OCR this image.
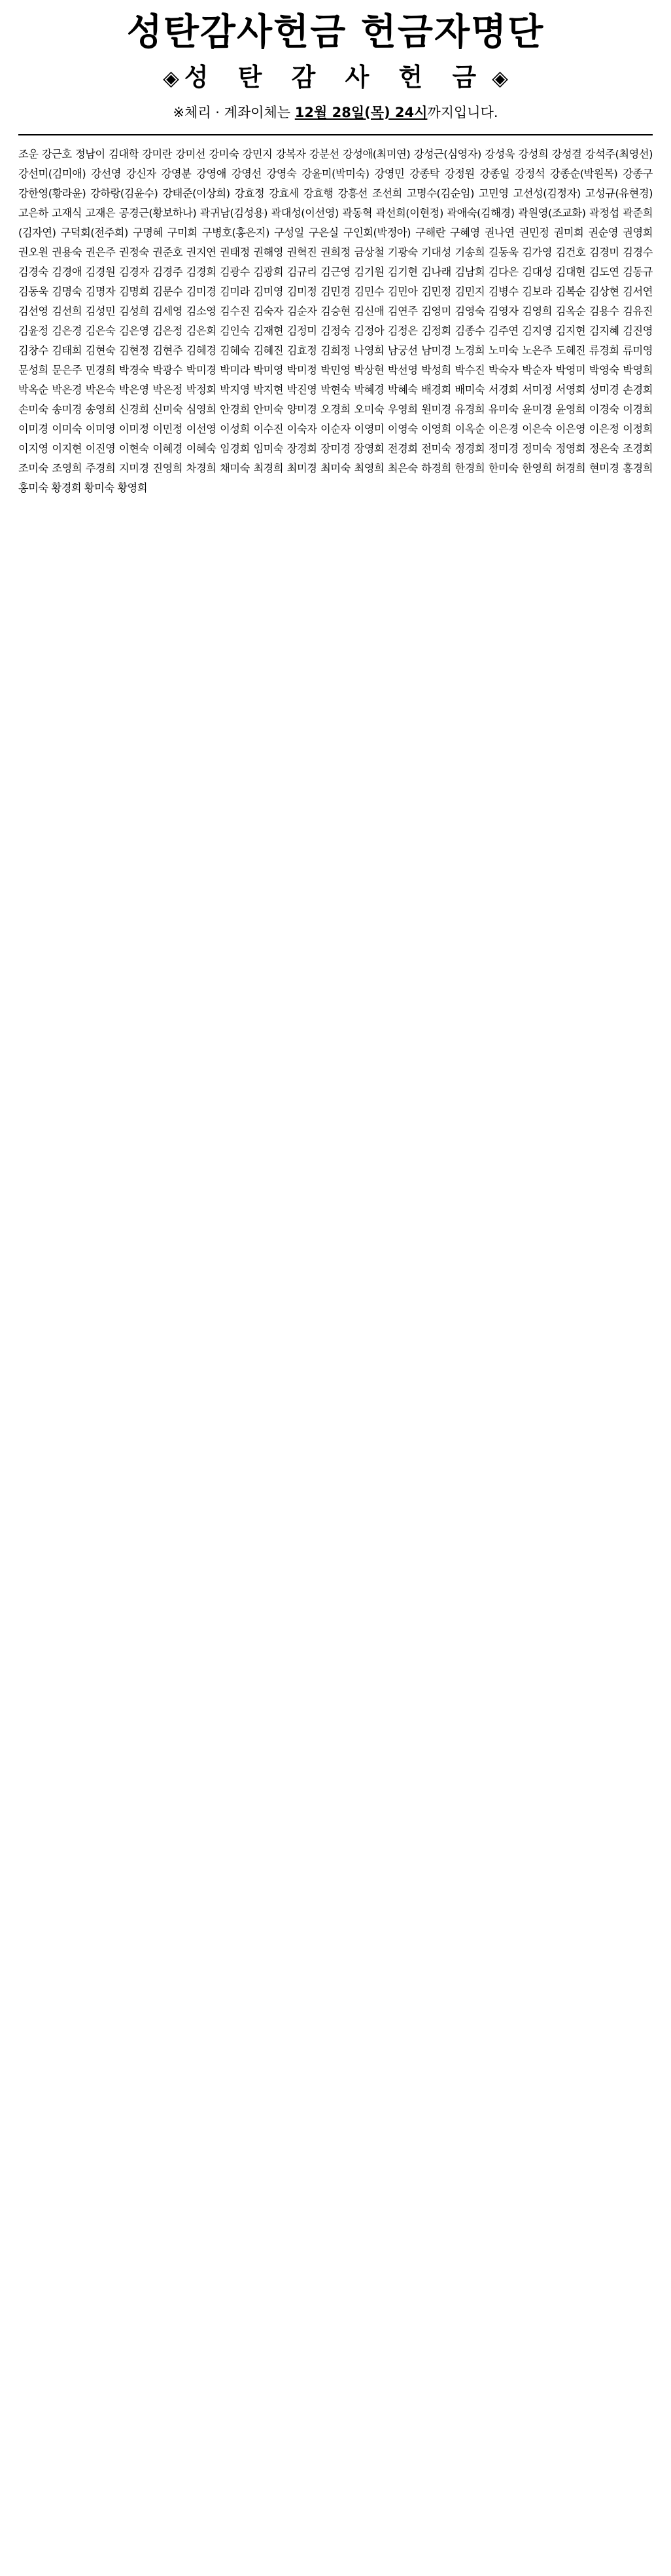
성탄감사헌금 헌금자명단
◈ 성 탄 감 사 헌 금 ◈
※체리 · 계좌이체는 12월 28일(목) 24시까지입니다.

조운 강근호 정남이 김대학 강미란 강미선 강미숙 강민지 강복자 강분선 강성애(최미연) 강성근(심영자) 강성욱 강성희 강성결 강석주(최영선) 강선미(김미애) 강선영 강신자 강영분 강영애 강영선 강영숙 강윤미(박미숙) 강영민 강종탁 강정원 강종일 강정석 강종순(박원목) 강종구 강한영(황라윤) 강하랑(김윤수) 강태준(이상희) 강효정 강효세 강효행 강흥선 조선희 고명수(김순임) 고민영 고선성(김정자) 고성규(유현경) 고은하 고재식 고재은 공경근(황보하나) 곽귀남(김성용) 곽대성(이선영) 곽동혁 곽선희(이현정) 곽애숙(김해경) 곽원영(조교화) 곽정섭 곽준희(김자연) 구덕회(전주희) 구명혜 구미희 구병호(홍은지) 구성일 구은실 구인회(박정아) 구해란 구혜영 권나연 권민정 권미희 권순영 권영희 권오원 권용숙 권은주 권정숙 권준호 권지연 권태정 권해영 권혁진 권희정 금상철 기광숙 기대성 기송희 길동욱 김가영 김건호 김경미 김경수 김경숙 김경애 김경원 김경자 김경주 김경희 김광수 김광희 김규리 김근영 김기원 김기현 김나래 김남희 김다은 김대성 김대현 김도연 김동규 김동욱 김명숙 김명자 김명희 김문수 김미경 김미라 김미영 김미정 김민경 김민수 김민아 김민정 김민지 김병수 김보라 김복순 김상현 김서연 김선영 김선희 김성민 김성희 김세영 김소영 김수진 김숙자 김순자 김승현 김신애 김연주 김영미 김영숙 김영자 김영희 김옥순 김용수 김유진 김윤정 김은경 김은숙 김은영 김은정 김은희 김인숙 김재현 김정미 김정숙 김정아 김정은 김정희 김종수 김주연 김지영 김지현 김지혜 김진영 김창수 김태희 김현숙 김현정 김현주 김혜경 김혜숙 김혜진 김효정 김희정 나영희 남궁선 남미경 노경희 노미숙 노은주 도혜진 류경희 류미영 문성희 문은주 민경희 박경숙 박광수 박미경 박미라 박미영 박미정 박민영 박상현 박선영 박성희 박수진 박숙자 박순자 박영미 박영숙 박영희 박옥순 박은경 박은숙 박은영 박은정 박정희 박지영 박지현 박진영 박현숙 박혜경 박혜숙 배경희 배미숙 서경희 서미정 서영희 성미경 손경희 손미숙 송미경 송영희 신경희 신미숙 심영희 안경희 안미숙 양미경 오경희 오미숙 우영희 원미경 유경희 유미숙 윤미경 윤영희 이경숙 이경희 이미경 이미숙 이미영 이미정 이민정 이선영 이성희 이수진 이숙자 이순자 이영미 이영숙 이영희 이옥순 이은경 이은숙 이은영 이은정 이정희 이지영 이지현 이진영 이현숙 이혜경 이혜숙 임경희 임미숙 장경희 장미경 장영희 전경희 전미숙 정경희 정미경 정미숙 정영희 정은숙 조경희 조미숙 조영희 주경희 지미경 진영희 차경희 채미숙 최경희 최미경 최미숙 최영희 최은숙 하경희 한경희 한미숙 한영희 허경희 현미경 홍경희 홍미숙 황경희 황미숙 황영희
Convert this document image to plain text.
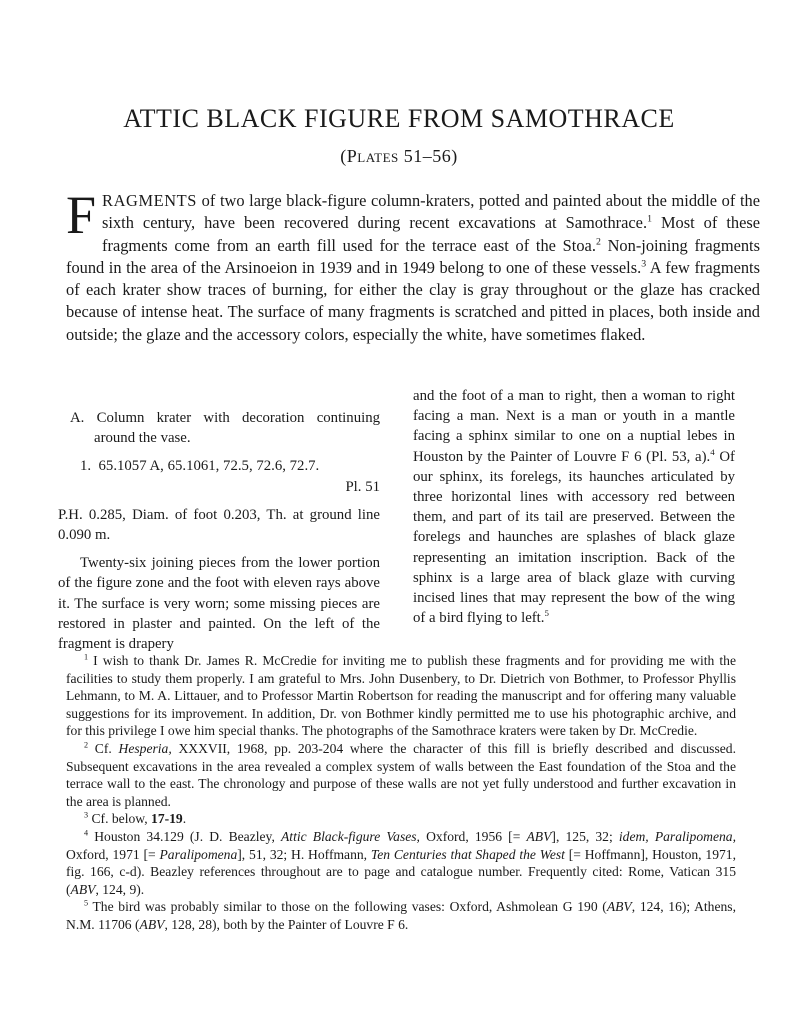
ATTIC BLACK FIGURE FROM SAMOTHRACE
(Plates 51–56)
FRAGMENTS of two large black-figure column-kraters, potted and painted about the middle of the sixth century, have been recovered during recent excavations at Samothrace.$^1$ Most of these fragments come from an earth fill used for the terrace east of the Stoa.$^2$ Non-joining fragments found in the area of the Arsinoeion in 1939 and in 1949 belong to one of these vessels.$^3$ A few fragments of each krater show traces of burning, for either the clay is gray throughout or the glaze has cracked because of intense heat. The surface of many fragments is scratched and pitted in places, both inside and outside; the glaze and the accessory colors, especially the white, have sometimes flaked.
A. Column krater with decoration continuing around the vase.
1. 65.1057 A, 65.1061, 72.5, 72.6, 72.7.
Pl. 51
P.H. 0.285, Diam. of foot 0.203, Th. at ground line 0.090 m.
Twenty-six joining pieces from the lower portion of the figure zone and the foot with eleven rays above it. The surface is very worn; some missing pieces are restored in plaster and painted. On the left of the fragment is drapery
and the foot of a man to right, then a woman to right facing a man. Next is a man or youth in a mantle facing a sphinx similar to one on a nuptial lebes in Houston by the Painter of Louvre F 6 (Pl. 53, a).$^4$ Of our sphinx, its forelegs, its haunches articulated by three horizontal lines with accessory red between them, and part of its tail are preserved. Between the forelegs and haunches are splashes of black glaze representing an imitation inscription. Back of the sphinx is a large area of black glaze with curving incised lines that may represent the bow of the wing of a bird flying to left.$^5$

$^1$ I wish to thank Dr. James R. McCredie for inviting me to publish these fragments and for providing me with the facilities to study them properly. I am grateful to Mrs. John Dusenbery, to Dr. Dietrich von Bothmer, to Professor Phyllis Lehmann, to M. A. Littauer, and to Professor Martin Robertson for reading the manuscript and for offering many valuable suggestions for its improvement. In addition, Dr. von Bothmer kindly permitted me to use his photographic archive, and for this privilege I owe him special thanks. The photographs of the Samothrace kraters were taken by Dr. McCredie.

$^2$ Cf. Hesperia, XXXVII, 1968, pp. 203-204 where the character of this fill is briefly described and discussed. Subsequent excavations in the area revealed a complex system of walls between the East foundation of the Stoa and the terrace wall to the east. The chronology and purpose of these walls are not yet fully understood and further excavation in the area is planned.

$^3$ Cf. below, 17-19.

$^4$ Houston 34.129 (J. D. Beazley, Attic Black-figure Vases, Oxford, 1956 [= ABV], 125, 32; idem, Paralipomena, Oxford, 1971 [= Paralipomena], 51, 32; H. Hoffmann, Ten Centuries that Shaped the West [= Hoffmann], Houston, 1971, fig. 166, c-d). Beazley references throughout are to page and catalogue number. Frequently cited: Rome, Vatican 315 (ABV, 124, 9).

$^5$ The bird was probably similar to those on the following vases: Oxford, Ashmolean G 190 (ABV, 124, 16); Athens, N.M. 11706 (ABV, 128, 28), both by the Painter of Louvre F 6.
····················
■ TASK DIRECTIONS
Write every entry out again exactly, dropping the pictures.

■ EXERCISE RESULT
OCR this image.
성탄감사헌금 헌금자명단
◈ 성 탄 감 사 헌 금 ◈
※체리 · 계좌이체는 12월 28일(목) 24시까지입니다.

조운 강근호 정남이 김대학 강미란 강미선 강미숙 강민지 강복자 강분선 강성애(최미연) 강성근(심영자) 강성욱 강성희 강성결 강석주(최영선) 강선미(김미애) 강선영 강신자 강영분 강영애 강영선 강영숙 강윤미(박미숙) 강영민 강종탁 강정원 강종일 강정석 강종순(박원목) 강종구 강한영(황라윤) 강하랑(김윤수) 강태준(이상희) 강효정 강효세 강효행 강흥선 조선희 고명수(김순임) 고민영 고선성(김정자) 고성규(유현경) 고은하 고재식 고재은 공경근(황보하나) 곽귀남(김성용) 곽대성(이선영) 곽동혁 곽선희(이현정) 곽애숙(김해경) 곽원영(조교화) 곽정섭 곽준희(김자연) 구덕회(전주희) 구명혜 구미희 구병호(홍은지) 구성일 구은실 구인회(박정아) 구해란 구혜영 권나연 권민정 권미희 권순영 권영희 권오원 권용숙 권은주 권정숙 권준호 권지연 권태정 권해영 권혁진 권희정 금상철 기광숙 기대성 기송희 길동욱 김가영 김건호 김경미 김경수 김경숙 김경애 김경원 김경자 김경주 김경희 김광수 김광희 김규리 김근영 김기원 김기현 김나래 김남희 김다은 김대성 김대현 김도연 김동규 김동욱 김명숙 김명자 김명희 김문수 김미경 김미라 김미영 김미정 김민경 김민수 김민아 김민정 김민지 김병수 김보라 김복순 김상현 김서연 김선영 김선희 김성민 김성희 김세영 김소영 김수진 김숙자 김순자 김승현 김신애 김연주 김영미 김영숙 김영자 김영희 김옥순 김용수 김유진 김윤정 김은경 김은숙 김은영 김은정 김은희 김인숙 김재현 김정미 김정숙 김정아 김정은 김정희 김종수 김주연 김지영 김지현 김지혜 김진영 김창수 김태희 김현숙 김현정 김현주 김혜경 김혜숙 김혜진 김효정 김희정 나영희 남궁선 남미경 노경희 노미숙 노은주 도혜진 류경희 류미영 문성희 문은주 민경희 박경숙 박광수 박미경 박미라 박미영 박미정 박민영 박상현 박선영 박성희 박수진 박숙자 박순자 박영미 박영숙 박영희 박옥순 박은경 박은숙 박은영 박은정 박정희 박지영 박지현 박진영 박현숙 박혜경 박혜숙 배경희 배미숙 서경희 서미정 서영희 성미경 손경희 손미숙 송미경 송영희 신경희 신미숙 심영희 안경희 안미숙 양미경 오경희 오미숙 우영희 원미경 유경희 유미숙 윤미경 윤영희 이경숙 이경희 이미경 이미숙 이미영 이미정 이민정 이선영 이성희 이수진 이숙자 이순자 이영미 이영숙 이영희 이옥순 이은경 이은숙 이은영 이은정 이정희 이지영 이지현 이진영 이현숙 이혜경 이혜숙 임경희 임미숙 장경희 장미경 장영희 전경희 전미숙 정경희 정미경 정미숙 정영희 정은숙 조경희 조미숙 조영희 주경희 지미경 진영희 차경희 채미숙 최경희 최미경 최미숙 최영희 최은숙 하경희 한경희 한미숙 한영희 허경희 현미경 홍경희 홍미숙 황경희 황미숙 황영희
Convert this document image to plain text.
ATTIC BLACK FIGURE FROM SAMOTHRACE
(Plates 51–56)
FRAGMENTS of two large black-figure column-kraters, potted and painted about the middle of the sixth century, have been recovered during recent excavations at Samothrace.$^1$ Most of these fragments come from an earth fill used for the terrace east of the Stoa.$^2$ Non-joining fragments found in the area of the Arsinoeion in 1939 and in 1949 belong to one of these vessels.$^3$ A few fragments of each krater show traces of burning, for either the clay is gray throughout or the glaze has cracked because of intense heat. The surface of many fragments is scratched and pitted in places, both inside and outside; the glaze and the accessory colors, especially the white, have sometimes flaked.
A. Column krater with decoration continuing around the vase.
1. 65.1057 A, 65.1061, 72.5, 72.6, 72.7.
Pl. 51
P.H. 0.285, Diam. of foot 0.203, Th. at ground line 0.090 m.
Twenty-six joining pieces from the lower portion of the figure zone and the foot with eleven rays above it. The surface is very worn; some missing pieces are restored in plaster and painted. On the left of the fragment is drapery
and the foot of a man to right, then a woman to right facing a man. Next is a man or youth in a mantle facing a sphinx similar to one on a nuptial lebes in Houston by the Painter of Louvre F 6 (Pl. 53, a).$^4$ Of our sphinx, its forelegs, its haunches articulated by three horizontal lines with accessory red between them, and part of its tail are preserved. Between the forelegs and haunches are splashes of black glaze representing an imitation inscription. Back of the sphinx is a large area of black glaze with curving incised lines that may represent the bow of the wing of a bird flying to left.$^5$

$^1$ I wish to thank Dr. James R. McCredie for inviting me to publish these fragments and for providing me with the facilities to study them properly. I am grateful to Mrs. John Dusenbery, to Dr. Dietrich von Bothmer, to Professor Phyllis Lehmann, to M. A. Littauer, and to Professor Martin Robertson for reading the manuscript and for offering many valuable suggestions for its improvement. In addition, Dr. von Bothmer kindly permitted me to use his photographic archive, and for this privilege I owe him special thanks. The photographs of the Samothrace kraters were taken by Dr. McCredie.

$^2$ Cf. Hesperia, XXXVII, 1968, pp. 203-204 where the character of this fill is briefly described and discussed. Subsequent excavations in the area revealed a complex system of walls between the East foundation of the Stoa and the terrace wall to the east. The chronology and purpose of these walls are not yet fully understood and further excavation in the area is planned.

$^3$ Cf. below, 17-19.

$^4$ Houston 34.129 (J. D. Beazley, Attic Black-figure Vases, Oxford, 1956 [= ABV], 125, 32; idem, Paralipomena, Oxford, 1971 [= Paralipomena], 51, 32; H. Hoffmann, Ten Centuries that Shaped the West [= Hoffmann], Houston, 1971, fig. 166, c-d). Beazley references throughout are to page and catalogue number. Frequently cited: Rome, Vatican 315 (ABV, 124, 9).

$^5$ The bird was probably similar to those on the following vases: Oxford, Ashmolean G 190 (ABV, 124, 16); Athens, N.M. 11706 (ABV, 128, 28), both by the Painter of Louvre F 6.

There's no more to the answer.